Arrange the stretch from the start of the data through the line containing "72, 272, 145]" as a JSON list of strings, one per line, with blank lines left out. Omit the pictures.
---------------
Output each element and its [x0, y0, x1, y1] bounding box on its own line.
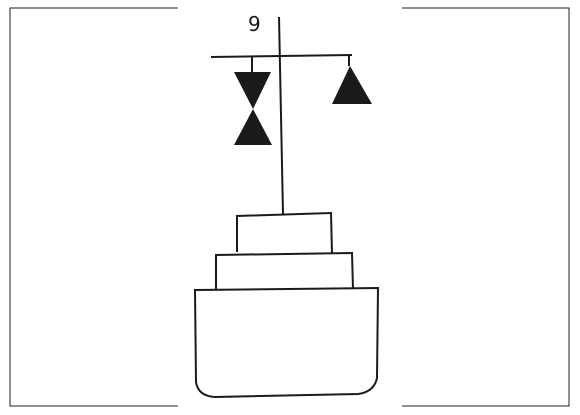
upper-deckhouse	[236, 211, 333, 254]
middle-deckhouse	[215, 251, 354, 290]
cone-point-up-icon	[234, 109, 272, 145]
figure-label: 9	[248, 12, 261, 36]
left-signal-shapes	[234, 72, 272, 145]
cone-point-up-right-icon	[332, 66, 372, 104]
hull-body	[193, 286, 380, 399]
mast-pole	[278, 16, 284, 215]
cone-point-down-icon	[234, 72, 271, 109]
vessel-hull	[193, 211, 380, 399]
yardarm	[210, 54, 353, 58]
image-panel	[178, 0, 402, 415]
mast	[210, 16, 353, 215]
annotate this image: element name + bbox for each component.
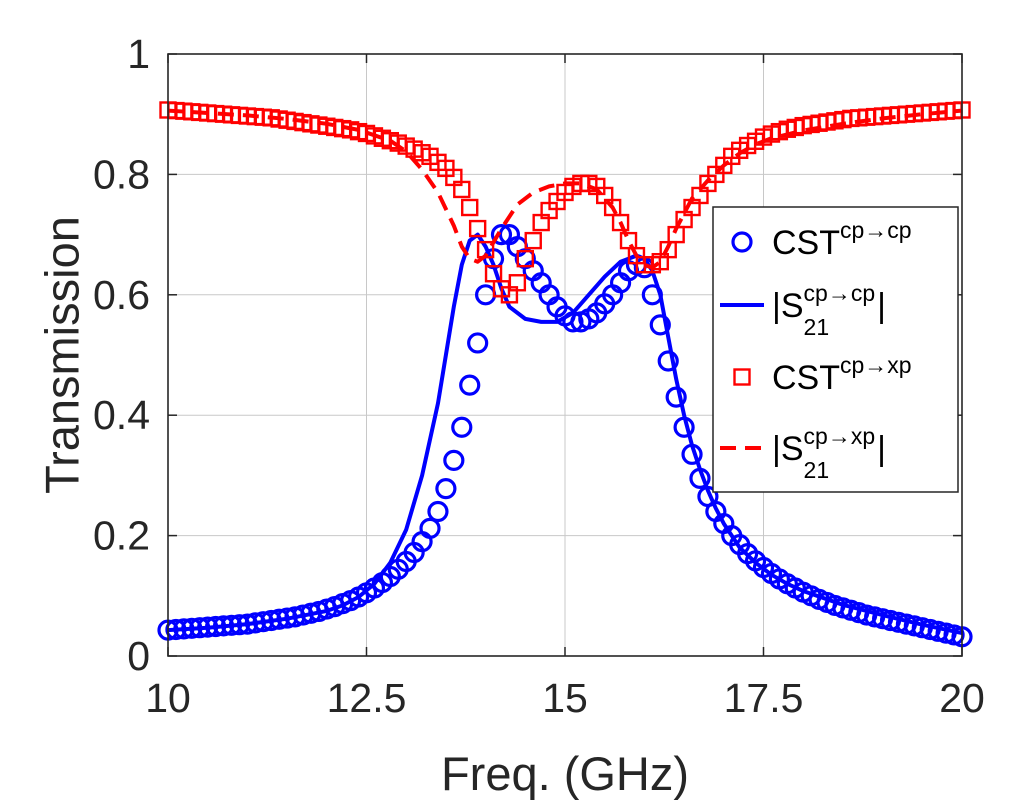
---------------
▶ [ANSWER TO THE EXERCISE]
[
  "Output each element and its [x0, y0, x1, y1] bounding box on its own line.",
  "upper-deckhouse\t[236, 211, 333, 254]",
  "middle-deckhouse\t[215, 251, 354, 290]",
  "cone-point-up-icon\t[234, 109, 272, 145]",
  "figure-label: 9\t[248, 12, 261, 36]",
  "left-signal-shapes\t[234, 72, 272, 145]"
]